Written task >> Please transcribe the data that follows without the pictures, keeping every word the same.

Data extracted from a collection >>
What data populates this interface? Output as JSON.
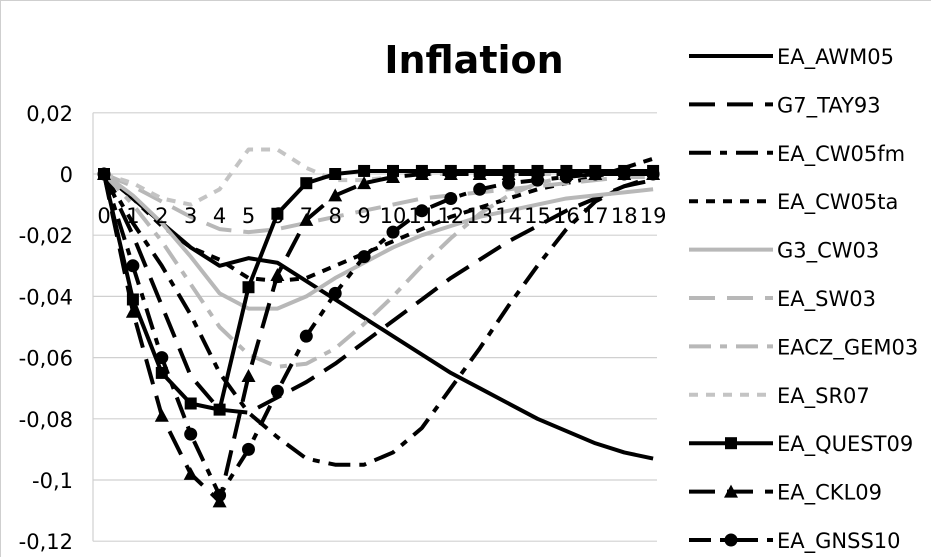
{
  "chart_data": {
    "type": "line",
    "title": "Inflation",
    "xlabel": "",
    "ylabel": "",
    "x": [
      0,
      1,
      2,
      3,
      4,
      5,
      6,
      7,
      8,
      9,
      10,
      11,
      12,
      13,
      14,
      15,
      16,
      17,
      18,
      19
    ],
    "x_tick_labels": [
      "0",
      "1",
      "2",
      "3",
      "4",
      "5",
      "6",
      "7",
      "8",
      "9",
      "10",
      "11",
      "12",
      "13",
      "14",
      "15",
      "16",
      "17",
      "18",
      "19"
    ],
    "ylim": [
      -0.12,
      0.02
    ],
    "y_ticks": [
      0.02,
      0,
      -0.02,
      -0.04,
      -0.06,
      -0.08,
      -0.1,
      -0.12
    ],
    "y_tick_labels": [
      "0,02",
      "0",
      "-0,02",
      "-0,04",
      "-0,06",
      "-0,08",
      "-0,1",
      "-0,12"
    ],
    "grid": "horizontal",
    "legend_position": "right",
    "series": [
      {
        "name": "EA_AWM05",
        "color": "#000000",
        "style": "solid",
        "marker": "none",
        "values": [
          0,
          -0.008,
          -0.016,
          -0.024,
          -0.03,
          -0.0275,
          -0.029,
          -0.035,
          -0.041,
          -0.047,
          -0.053,
          -0.059,
          -0.065,
          -0.07,
          -0.075,
          -0.08,
          -0.084,
          -0.088,
          -0.091,
          -0.093
        ]
      },
      {
        "name": "G7_TAY93",
        "color": "#000000",
        "style": "long-dash",
        "marker": "none",
        "values": [
          0,
          -0.02,
          -0.043,
          -0.066,
          -0.077,
          -0.078,
          -0.073,
          -0.068,
          -0.062,
          -0.055,
          -0.048,
          -0.041,
          -0.034,
          -0.028,
          -0.022,
          -0.017,
          -0.012,
          -0.008,
          -0.004,
          -0.001
        ]
      },
      {
        "name": "EA_CW05fm",
        "color": "#000000",
        "style": "dash-dot",
        "marker": "none",
        "values": [
          0,
          -0.016,
          -0.03,
          -0.046,
          -0.065,
          -0.078,
          -0.086,
          -0.093,
          -0.095,
          -0.095,
          -0.091,
          -0.083,
          -0.07,
          -0.057,
          -0.043,
          -0.03,
          -0.018,
          -0.009,
          -0.004,
          -0.002
        ]
      },
      {
        "name": "EA_CW05ta",
        "color": "#000000",
        "style": "short-dash",
        "marker": "none",
        "values": [
          0,
          -0.008,
          -0.017,
          -0.024,
          -0.028,
          -0.034,
          -0.035,
          -0.034,
          -0.03,
          -0.026,
          -0.022,
          -0.018,
          -0.014,
          -0.011,
          -0.008,
          -0.005,
          -0.003,
          -0.001,
          0.002,
          0.005
        ]
      },
      {
        "name": "G3_CW03",
        "color": "#b8b8b8",
        "style": "solid",
        "marker": "none",
        "values": [
          0,
          -0.007,
          -0.016,
          -0.027,
          -0.039,
          -0.044,
          -0.044,
          -0.04,
          -0.034,
          -0.029,
          -0.024,
          -0.02,
          -0.017,
          -0.014,
          -0.012,
          -0.01,
          -0.008,
          -0.007,
          -0.006,
          -0.005
        ]
      },
      {
        "name": "EA_SW03",
        "color": "#b8b8b8",
        "style": "long-dash",
        "marker": "none",
        "values": [
          0,
          -0.004,
          -0.009,
          -0.014,
          -0.018,
          -0.019,
          -0.018,
          -0.016,
          -0.014,
          -0.012,
          -0.01,
          -0.008,
          -0.007,
          -0.006,
          -0.005,
          -0.004,
          -0.003,
          -0.002,
          -0.001,
          -0.001
        ]
      },
      {
        "name": "EACZ_GEM03",
        "color": "#b8b8b8",
        "style": "dash-dot",
        "marker": "none",
        "values": [
          0,
          -0.01,
          -0.022,
          -0.036,
          -0.05,
          -0.059,
          -0.063,
          -0.062,
          -0.057,
          -0.049,
          -0.04,
          -0.03,
          -0.021,
          -0.013,
          -0.007,
          -0.003,
          -0.001,
          0.0,
          0.001,
          0.001
        ]
      },
      {
        "name": "EA_SR07",
        "color": "#c4c4c4",
        "style": "short-dash",
        "marker": "none",
        "values": [
          0,
          -0.003,
          -0.008,
          -0.01,
          -0.005,
          0.008,
          0.008,
          0.002,
          -0.002,
          -0.002,
          -0.001,
          0.0,
          0.0,
          0.0,
          0.0,
          0.0,
          0.0,
          0.0,
          0.0,
          0.0
        ]
      },
      {
        "name": "EA_QUEST09",
        "color": "#000000",
        "style": "solid",
        "marker": "square",
        "values": [
          0,
          -0.041,
          -0.065,
          -0.075,
          -0.077,
          -0.037,
          -0.013,
          -0.003,
          0.0,
          0.001,
          0.001,
          0.001,
          0.001,
          0.001,
          0.001,
          0.001,
          0.001,
          0.001,
          0.001,
          0.001
        ]
      },
      {
        "name": "EA_CKL09",
        "color": "#000000",
        "style": "long-dash",
        "marker": "triangle",
        "values": [
          0,
          -0.045,
          -0.079,
          -0.098,
          -0.107,
          -0.066,
          -0.033,
          -0.015,
          -0.007,
          -0.003,
          -0.001,
          0.0,
          0.0,
          0.0,
          0.0,
          0.0,
          0.0,
          0.0,
          0.0,
          0.0
        ]
      },
      {
        "name": "EA_GNSS10",
        "color": "#000000",
        "style": "dash-dot",
        "marker": "circle",
        "values": [
          0,
          -0.03,
          -0.06,
          -0.085,
          -0.105,
          -0.09,
          -0.071,
          -0.053,
          -0.039,
          -0.027,
          -0.019,
          -0.012,
          -0.008,
          -0.005,
          -0.003,
          -0.002,
          -0.001,
          0.0,
          0.0,
          0.0
        ]
      }
    ]
  }
}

Full response >>
What data populates this interface? Output as JSON.
{
  "chart_data": {
    "type": "line",
    "title": "Inflation",
    "xlabel": "",
    "ylabel": "",
    "x": [
      0,
      1,
      2,
      3,
      4,
      5,
      6,
      7,
      8,
      9,
      10,
      11,
      12,
      13,
      14,
      15,
      16,
      17,
      18,
      19
    ],
    "x_tick_labels": [
      "0",
      "1",
      "2",
      "3",
      "4",
      "5",
      "6",
      "7",
      "8",
      "9",
      "10",
      "11",
      "12",
      "13",
      "14",
      "15",
      "16",
      "17",
      "18",
      "19"
    ],
    "ylim": [
      -0.12,
      0.02
    ],
    "y_ticks": [
      0.02,
      0,
      -0.02,
      -0.04,
      -0.06,
      -0.08,
      -0.1,
      -0.12
    ],
    "y_tick_labels": [
      "0,02",
      "0",
      "-0,02",
      "-0,04",
      "-0,06",
      "-0,08",
      "-0,1",
      "-0,12"
    ],
    "grid": "horizontal",
    "legend_position": "right",
    "series": [
      {
        "name": "EA_AWM05",
        "color": "#000000",
        "style": "solid",
        "marker": "none",
        "values": [
          0,
          -0.008,
          -0.016,
          -0.024,
          -0.03,
          -0.0275,
          -0.029,
          -0.035,
          -0.041,
          -0.047,
          -0.053,
          -0.059,
          -0.065,
          -0.07,
          -0.075,
          -0.08,
          -0.084,
          -0.088,
          -0.091,
          -0.093
        ]
      },
      {
        "name": "G7_TAY93",
        "color": "#000000",
        "style": "long-dash",
        "marker": "none",
        "values": [
          0,
          -0.02,
          -0.043,
          -0.066,
          -0.077,
          -0.078,
          -0.073,
          -0.068,
          -0.062,
          -0.055,
          -0.048,
          -0.041,
          -0.034,
          -0.028,
          -0.022,
          -0.017,
          -0.012,
          -0.008,
          -0.004,
          -0.001
        ]
      },
      {
        "name": "EA_CW05fm",
        "color": "#000000",
        "style": "dash-dot",
        "marker": "none",
        "values": [
          0,
          -0.016,
          -0.03,
          -0.046,
          -0.065,
          -0.078,
          -0.086,
          -0.093,
          -0.095,
          -0.095,
          -0.091,
          -0.083,
          -0.07,
          -0.057,
          -0.043,
          -0.03,
          -0.018,
          -0.009,
          -0.004,
          -0.002
        ]
      },
      {
        "name": "EA_CW05ta",
        "color": "#000000",
        "style": "short-dash",
        "marker": "none",
        "values": [
          0,
          -0.008,
          -0.017,
          -0.024,
          -0.028,
          -0.034,
          -0.035,
          -0.034,
          -0.03,
          -0.026,
          -0.022,
          -0.018,
          -0.014,
          -0.011,
          -0.008,
          -0.005,
          -0.003,
          -0.001,
          0.002,
          0.005
        ]
      },
      {
        "name": "G3_CW03",
        "color": "#b8b8b8",
        "style": "solid",
        "marker": "none",
        "values": [
          0,
          -0.007,
          -0.016,
          -0.027,
          -0.039,
          -0.044,
          -0.044,
          -0.04,
          -0.034,
          -0.029,
          -0.024,
          -0.02,
          -0.017,
          -0.014,
          -0.012,
          -0.01,
          -0.008,
          -0.007,
          -0.006,
          -0.005
        ]
      },
      {
        "name": "EA_SW03",
        "color": "#b8b8b8",
        "style": "long-dash",
        "marker": "none",
        "values": [
          0,
          -0.004,
          -0.009,
          -0.014,
          -0.018,
          -0.019,
          -0.018,
          -0.016,
          -0.014,
          -0.012,
          -0.01,
          -0.008,
          -0.007,
          -0.006,
          -0.005,
          -0.004,
          -0.003,
          -0.002,
          -0.001,
          -0.001
        ]
      },
      {
        "name": "EACZ_GEM03",
        "color": "#b8b8b8",
        "style": "dash-dot",
        "marker": "none",
        "values": [
          0,
          -0.01,
          -0.022,
          -0.036,
          -0.05,
          -0.059,
          -0.063,
          -0.062,
          -0.057,
          -0.049,
          -0.04,
          -0.03,
          -0.021,
          -0.013,
          -0.007,
          -0.003,
          -0.001,
          0.0,
          0.001,
          0.001
        ]
      },
      {
        "name": "EA_SR07",
        "color": "#c4c4c4",
        "style": "short-dash",
        "marker": "none",
        "values": [
          0,
          -0.003,
          -0.008,
          -0.01,
          -0.005,
          0.008,
          0.008,
          0.002,
          -0.002,
          -0.002,
          -0.001,
          0.0,
          0.0,
          0.0,
          0.0,
          0.0,
          0.0,
          0.0,
          0.0,
          0.0
        ]
      },
      {
        "name": "EA_QUEST09",
        "color": "#000000",
        "style": "solid",
        "marker": "square",
        "values": [
          0,
          -0.041,
          -0.065,
          -0.075,
          -0.077,
          -0.037,
          -0.013,
          -0.003,
          0.0,
          0.001,
          0.001,
          0.001,
          0.001,
          0.001,
          0.001,
          0.001,
          0.001,
          0.001,
          0.001,
          0.001
        ]
      },
      {
        "name": "EA_CKL09",
        "color": "#000000",
        "style": "long-dash",
        "marker": "triangle",
        "values": [
          0,
          -0.045,
          -0.079,
          -0.098,
          -0.107,
          -0.066,
          -0.033,
          -0.015,
          -0.007,
          -0.003,
          -0.001,
          0.0,
          0.0,
          0.0,
          0.0,
          0.0,
          0.0,
          0.0,
          0.0,
          0.0
        ]
      },
      {
        "name": "EA_GNSS10",
        "color": "#000000",
        "style": "dash-dot",
        "marker": "circle",
        "values": [
          0,
          -0.03,
          -0.06,
          -0.085,
          -0.105,
          -0.09,
          -0.071,
          -0.053,
          -0.039,
          -0.027,
          -0.019,
          -0.012,
          -0.008,
          -0.005,
          -0.003,
          -0.002,
          -0.001,
          0.0,
          0.0,
          0.0
        ]
      }
    ]
  }
}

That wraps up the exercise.